→ Challenge:
Update the records from the first line through the line containing "nav-link-email[interactable]: E-mail bbox=[790, 41, 836, 56]", putting "clickable" wherever "interactable" appears and leaving all else unchanged. Return only those lines.

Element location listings

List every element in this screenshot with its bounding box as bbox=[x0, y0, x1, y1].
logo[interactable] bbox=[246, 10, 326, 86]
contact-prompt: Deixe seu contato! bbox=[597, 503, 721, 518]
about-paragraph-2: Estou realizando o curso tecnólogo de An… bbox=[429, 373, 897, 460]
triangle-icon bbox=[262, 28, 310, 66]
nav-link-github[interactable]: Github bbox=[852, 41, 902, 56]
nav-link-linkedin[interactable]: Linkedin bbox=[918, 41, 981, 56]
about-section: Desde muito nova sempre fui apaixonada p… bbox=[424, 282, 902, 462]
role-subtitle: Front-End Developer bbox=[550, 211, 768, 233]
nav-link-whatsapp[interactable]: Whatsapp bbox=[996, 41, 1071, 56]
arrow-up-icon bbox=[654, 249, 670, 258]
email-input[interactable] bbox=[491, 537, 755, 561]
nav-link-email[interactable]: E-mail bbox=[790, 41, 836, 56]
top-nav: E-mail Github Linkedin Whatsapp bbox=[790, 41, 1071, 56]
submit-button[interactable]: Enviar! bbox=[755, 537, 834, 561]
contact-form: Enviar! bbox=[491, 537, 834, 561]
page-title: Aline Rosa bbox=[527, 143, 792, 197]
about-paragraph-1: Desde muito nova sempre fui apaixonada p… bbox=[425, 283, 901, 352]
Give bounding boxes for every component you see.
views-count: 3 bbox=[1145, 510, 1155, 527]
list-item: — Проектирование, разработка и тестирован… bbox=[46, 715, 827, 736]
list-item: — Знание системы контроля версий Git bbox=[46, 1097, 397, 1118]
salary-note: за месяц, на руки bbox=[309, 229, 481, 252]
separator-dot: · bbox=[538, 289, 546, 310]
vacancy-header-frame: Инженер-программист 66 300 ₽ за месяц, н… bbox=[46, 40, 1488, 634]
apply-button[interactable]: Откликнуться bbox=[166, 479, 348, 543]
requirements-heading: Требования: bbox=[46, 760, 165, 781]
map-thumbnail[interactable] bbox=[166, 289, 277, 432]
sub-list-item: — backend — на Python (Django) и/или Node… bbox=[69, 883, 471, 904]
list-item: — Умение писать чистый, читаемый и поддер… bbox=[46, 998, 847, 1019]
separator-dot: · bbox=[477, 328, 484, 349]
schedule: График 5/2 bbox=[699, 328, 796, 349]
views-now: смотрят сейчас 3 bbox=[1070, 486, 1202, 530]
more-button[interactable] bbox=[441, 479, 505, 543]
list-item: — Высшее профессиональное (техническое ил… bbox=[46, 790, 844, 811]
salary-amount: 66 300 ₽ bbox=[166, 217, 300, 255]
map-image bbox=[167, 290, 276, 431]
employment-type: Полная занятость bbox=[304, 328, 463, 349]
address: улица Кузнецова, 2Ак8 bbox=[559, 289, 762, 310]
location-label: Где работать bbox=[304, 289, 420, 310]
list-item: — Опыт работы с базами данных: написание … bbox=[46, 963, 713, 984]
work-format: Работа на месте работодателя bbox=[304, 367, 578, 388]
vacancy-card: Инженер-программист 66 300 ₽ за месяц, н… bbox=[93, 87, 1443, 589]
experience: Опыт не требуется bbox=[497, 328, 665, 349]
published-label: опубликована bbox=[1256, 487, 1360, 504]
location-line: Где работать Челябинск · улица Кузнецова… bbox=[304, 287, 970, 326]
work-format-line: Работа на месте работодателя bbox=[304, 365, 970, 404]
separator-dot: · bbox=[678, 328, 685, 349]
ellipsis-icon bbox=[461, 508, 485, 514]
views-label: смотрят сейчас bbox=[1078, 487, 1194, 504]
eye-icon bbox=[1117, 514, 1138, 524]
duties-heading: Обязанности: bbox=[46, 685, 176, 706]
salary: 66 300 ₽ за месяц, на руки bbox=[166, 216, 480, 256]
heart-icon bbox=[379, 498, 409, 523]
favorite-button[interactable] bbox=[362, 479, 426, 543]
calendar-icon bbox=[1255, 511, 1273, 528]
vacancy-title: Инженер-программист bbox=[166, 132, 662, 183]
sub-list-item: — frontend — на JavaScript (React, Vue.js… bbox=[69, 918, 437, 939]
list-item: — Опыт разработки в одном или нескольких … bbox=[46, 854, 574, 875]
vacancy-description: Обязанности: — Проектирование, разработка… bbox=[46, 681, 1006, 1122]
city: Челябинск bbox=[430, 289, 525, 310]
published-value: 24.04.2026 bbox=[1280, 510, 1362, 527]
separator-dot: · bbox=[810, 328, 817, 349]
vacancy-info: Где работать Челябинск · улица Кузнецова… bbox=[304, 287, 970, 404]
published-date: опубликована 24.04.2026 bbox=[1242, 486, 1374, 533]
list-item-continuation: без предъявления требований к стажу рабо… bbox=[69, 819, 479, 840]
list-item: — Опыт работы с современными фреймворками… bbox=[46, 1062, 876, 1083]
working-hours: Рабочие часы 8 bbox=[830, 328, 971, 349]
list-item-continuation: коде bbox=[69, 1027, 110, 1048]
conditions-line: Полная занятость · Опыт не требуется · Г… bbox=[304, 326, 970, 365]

→ The solution:
List every element in this screenshot with its bounding box as bbox=[x0, y0, x1, y1].
logo[clickable] bbox=[246, 10, 326, 86]
contact-prompt: Deixe seu contato! bbox=[597, 503, 721, 518]
about-paragraph-2: Estou realizando o curso tecnólogo de An… bbox=[429, 373, 897, 460]
triangle-icon bbox=[262, 28, 310, 66]
nav-link-github[clickable]: Github bbox=[852, 41, 902, 56]
nav-link-linkedin[clickable]: Linkedin bbox=[918, 41, 981, 56]
about-section: Desde muito nova sempre fui apaixonada p… bbox=[424, 282, 902, 462]
role-subtitle: Front-End Developer bbox=[550, 211, 768, 233]
nav-link-whatsapp[clickable]: Whatsapp bbox=[996, 41, 1071, 56]
arrow-up-icon bbox=[654, 249, 670, 258]
email-input[clickable] bbox=[491, 537, 755, 561]
nav-link-email[clickable]: E-mail bbox=[790, 41, 836, 56]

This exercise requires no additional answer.